Your instructions — Set the listing down again exactly, please, apart from its pictures.
— BEGIN —
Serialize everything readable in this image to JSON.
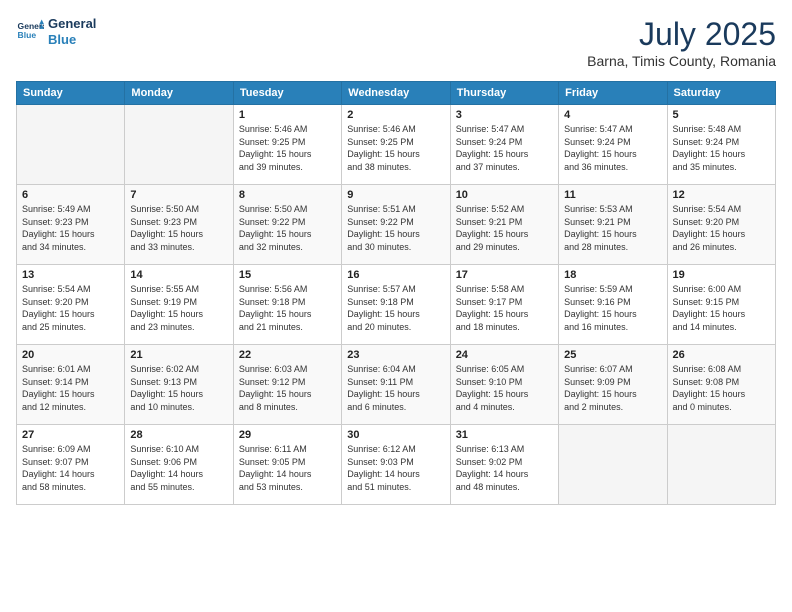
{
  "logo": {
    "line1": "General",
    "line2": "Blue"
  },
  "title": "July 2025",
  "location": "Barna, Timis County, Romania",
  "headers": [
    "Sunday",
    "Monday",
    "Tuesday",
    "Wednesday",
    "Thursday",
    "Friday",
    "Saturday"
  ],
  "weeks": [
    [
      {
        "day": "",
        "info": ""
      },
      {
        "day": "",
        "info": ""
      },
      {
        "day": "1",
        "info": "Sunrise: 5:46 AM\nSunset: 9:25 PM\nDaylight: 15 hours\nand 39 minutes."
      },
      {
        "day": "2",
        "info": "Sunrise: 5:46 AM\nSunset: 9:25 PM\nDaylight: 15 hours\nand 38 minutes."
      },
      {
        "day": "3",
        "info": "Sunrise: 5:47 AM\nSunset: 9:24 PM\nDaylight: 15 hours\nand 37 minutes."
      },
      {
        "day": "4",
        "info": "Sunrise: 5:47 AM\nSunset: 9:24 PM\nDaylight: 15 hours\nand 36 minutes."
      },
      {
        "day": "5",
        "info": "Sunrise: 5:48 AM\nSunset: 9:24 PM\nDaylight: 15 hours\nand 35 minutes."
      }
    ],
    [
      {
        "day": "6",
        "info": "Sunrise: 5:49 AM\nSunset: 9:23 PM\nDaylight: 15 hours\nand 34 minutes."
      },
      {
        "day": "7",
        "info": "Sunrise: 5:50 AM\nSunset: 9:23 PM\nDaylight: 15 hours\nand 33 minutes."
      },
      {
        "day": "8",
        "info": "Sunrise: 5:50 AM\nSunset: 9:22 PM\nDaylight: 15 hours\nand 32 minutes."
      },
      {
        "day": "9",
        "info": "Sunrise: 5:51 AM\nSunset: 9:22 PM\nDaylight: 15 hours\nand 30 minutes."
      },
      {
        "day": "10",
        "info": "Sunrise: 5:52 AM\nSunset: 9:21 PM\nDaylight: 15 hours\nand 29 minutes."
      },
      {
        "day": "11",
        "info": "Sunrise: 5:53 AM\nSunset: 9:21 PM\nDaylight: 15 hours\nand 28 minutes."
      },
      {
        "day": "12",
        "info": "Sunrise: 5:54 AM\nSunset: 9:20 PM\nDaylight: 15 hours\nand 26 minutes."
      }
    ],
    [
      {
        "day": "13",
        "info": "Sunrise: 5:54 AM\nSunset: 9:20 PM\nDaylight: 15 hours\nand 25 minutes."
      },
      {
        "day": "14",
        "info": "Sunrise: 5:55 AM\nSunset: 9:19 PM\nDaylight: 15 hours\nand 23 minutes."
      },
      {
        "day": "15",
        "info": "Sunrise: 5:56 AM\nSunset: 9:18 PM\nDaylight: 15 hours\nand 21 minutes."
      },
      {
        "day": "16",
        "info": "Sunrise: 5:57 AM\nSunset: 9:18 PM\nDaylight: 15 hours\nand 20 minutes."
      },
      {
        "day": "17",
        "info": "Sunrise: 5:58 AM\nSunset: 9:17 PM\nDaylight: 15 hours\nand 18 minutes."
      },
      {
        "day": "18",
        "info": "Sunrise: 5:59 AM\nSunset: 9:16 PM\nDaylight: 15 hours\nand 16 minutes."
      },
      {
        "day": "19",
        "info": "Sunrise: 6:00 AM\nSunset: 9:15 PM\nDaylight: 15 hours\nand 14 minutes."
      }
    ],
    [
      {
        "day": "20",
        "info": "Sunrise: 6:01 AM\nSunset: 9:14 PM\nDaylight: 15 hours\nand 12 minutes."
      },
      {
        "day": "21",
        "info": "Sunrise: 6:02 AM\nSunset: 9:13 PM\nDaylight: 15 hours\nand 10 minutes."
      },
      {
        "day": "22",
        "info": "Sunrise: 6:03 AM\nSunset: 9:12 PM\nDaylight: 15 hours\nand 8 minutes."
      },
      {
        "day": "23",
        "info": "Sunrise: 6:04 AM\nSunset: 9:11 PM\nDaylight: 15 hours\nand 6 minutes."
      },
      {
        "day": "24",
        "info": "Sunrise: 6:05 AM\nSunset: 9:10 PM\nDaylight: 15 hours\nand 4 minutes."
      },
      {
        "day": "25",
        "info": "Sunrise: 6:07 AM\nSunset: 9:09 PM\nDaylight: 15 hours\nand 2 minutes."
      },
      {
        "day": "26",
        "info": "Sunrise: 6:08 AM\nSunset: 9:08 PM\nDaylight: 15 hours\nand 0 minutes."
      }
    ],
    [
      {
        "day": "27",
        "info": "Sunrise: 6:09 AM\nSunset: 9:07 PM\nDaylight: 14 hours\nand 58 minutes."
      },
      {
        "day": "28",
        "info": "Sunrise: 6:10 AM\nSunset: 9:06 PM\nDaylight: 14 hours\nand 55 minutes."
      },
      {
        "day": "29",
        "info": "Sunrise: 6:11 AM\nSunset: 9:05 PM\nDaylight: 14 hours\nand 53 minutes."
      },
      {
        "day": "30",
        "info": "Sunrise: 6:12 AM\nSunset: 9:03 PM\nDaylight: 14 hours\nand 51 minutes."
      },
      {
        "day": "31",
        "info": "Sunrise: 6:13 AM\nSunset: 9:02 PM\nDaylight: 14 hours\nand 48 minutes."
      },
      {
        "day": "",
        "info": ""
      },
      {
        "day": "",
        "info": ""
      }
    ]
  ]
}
— END —
Full response —
Serialize everything readable in this image to JSON.
{
  "logo": {
    "line1": "General",
    "line2": "Blue"
  },
  "title": "July 2025",
  "location": "Barna, Timis County, Romania",
  "headers": [
    "Sunday",
    "Monday",
    "Tuesday",
    "Wednesday",
    "Thursday",
    "Friday",
    "Saturday"
  ],
  "weeks": [
    [
      {
        "day": "",
        "info": ""
      },
      {
        "day": "",
        "info": ""
      },
      {
        "day": "1",
        "info": "Sunrise: 5:46 AM\nSunset: 9:25 PM\nDaylight: 15 hours\nand 39 minutes."
      },
      {
        "day": "2",
        "info": "Sunrise: 5:46 AM\nSunset: 9:25 PM\nDaylight: 15 hours\nand 38 minutes."
      },
      {
        "day": "3",
        "info": "Sunrise: 5:47 AM\nSunset: 9:24 PM\nDaylight: 15 hours\nand 37 minutes."
      },
      {
        "day": "4",
        "info": "Sunrise: 5:47 AM\nSunset: 9:24 PM\nDaylight: 15 hours\nand 36 minutes."
      },
      {
        "day": "5",
        "info": "Sunrise: 5:48 AM\nSunset: 9:24 PM\nDaylight: 15 hours\nand 35 minutes."
      }
    ],
    [
      {
        "day": "6",
        "info": "Sunrise: 5:49 AM\nSunset: 9:23 PM\nDaylight: 15 hours\nand 34 minutes."
      },
      {
        "day": "7",
        "info": "Sunrise: 5:50 AM\nSunset: 9:23 PM\nDaylight: 15 hours\nand 33 minutes."
      },
      {
        "day": "8",
        "info": "Sunrise: 5:50 AM\nSunset: 9:22 PM\nDaylight: 15 hours\nand 32 minutes."
      },
      {
        "day": "9",
        "info": "Sunrise: 5:51 AM\nSunset: 9:22 PM\nDaylight: 15 hours\nand 30 minutes."
      },
      {
        "day": "10",
        "info": "Sunrise: 5:52 AM\nSunset: 9:21 PM\nDaylight: 15 hours\nand 29 minutes."
      },
      {
        "day": "11",
        "info": "Sunrise: 5:53 AM\nSunset: 9:21 PM\nDaylight: 15 hours\nand 28 minutes."
      },
      {
        "day": "12",
        "info": "Sunrise: 5:54 AM\nSunset: 9:20 PM\nDaylight: 15 hours\nand 26 minutes."
      }
    ],
    [
      {
        "day": "13",
        "info": "Sunrise: 5:54 AM\nSunset: 9:20 PM\nDaylight: 15 hours\nand 25 minutes."
      },
      {
        "day": "14",
        "info": "Sunrise: 5:55 AM\nSunset: 9:19 PM\nDaylight: 15 hours\nand 23 minutes."
      },
      {
        "day": "15",
        "info": "Sunrise: 5:56 AM\nSunset: 9:18 PM\nDaylight: 15 hours\nand 21 minutes."
      },
      {
        "day": "16",
        "info": "Sunrise: 5:57 AM\nSunset: 9:18 PM\nDaylight: 15 hours\nand 20 minutes."
      },
      {
        "day": "17",
        "info": "Sunrise: 5:58 AM\nSunset: 9:17 PM\nDaylight: 15 hours\nand 18 minutes."
      },
      {
        "day": "18",
        "info": "Sunrise: 5:59 AM\nSunset: 9:16 PM\nDaylight: 15 hours\nand 16 minutes."
      },
      {
        "day": "19",
        "info": "Sunrise: 6:00 AM\nSunset: 9:15 PM\nDaylight: 15 hours\nand 14 minutes."
      }
    ],
    [
      {
        "day": "20",
        "info": "Sunrise: 6:01 AM\nSunset: 9:14 PM\nDaylight: 15 hours\nand 12 minutes."
      },
      {
        "day": "21",
        "info": "Sunrise: 6:02 AM\nSunset: 9:13 PM\nDaylight: 15 hours\nand 10 minutes."
      },
      {
        "day": "22",
        "info": "Sunrise: 6:03 AM\nSunset: 9:12 PM\nDaylight: 15 hours\nand 8 minutes."
      },
      {
        "day": "23",
        "info": "Sunrise: 6:04 AM\nSunset: 9:11 PM\nDaylight: 15 hours\nand 6 minutes."
      },
      {
        "day": "24",
        "info": "Sunrise: 6:05 AM\nSunset: 9:10 PM\nDaylight: 15 hours\nand 4 minutes."
      },
      {
        "day": "25",
        "info": "Sunrise: 6:07 AM\nSunset: 9:09 PM\nDaylight: 15 hours\nand 2 minutes."
      },
      {
        "day": "26",
        "info": "Sunrise: 6:08 AM\nSunset: 9:08 PM\nDaylight: 15 hours\nand 0 minutes."
      }
    ],
    [
      {
        "day": "27",
        "info": "Sunrise: 6:09 AM\nSunset: 9:07 PM\nDaylight: 14 hours\nand 58 minutes."
      },
      {
        "day": "28",
        "info": "Sunrise: 6:10 AM\nSunset: 9:06 PM\nDaylight: 14 hours\nand 55 minutes."
      },
      {
        "day": "29",
        "info": "Sunrise: 6:11 AM\nSunset: 9:05 PM\nDaylight: 14 hours\nand 53 minutes."
      },
      {
        "day": "30",
        "info": "Sunrise: 6:12 AM\nSunset: 9:03 PM\nDaylight: 14 hours\nand 51 minutes."
      },
      {
        "day": "31",
        "info": "Sunrise: 6:13 AM\nSunset: 9:02 PM\nDaylight: 14 hours\nand 48 minutes."
      },
      {
        "day": "",
        "info": ""
      },
      {
        "day": "",
        "info": ""
      }
    ]
  ]
}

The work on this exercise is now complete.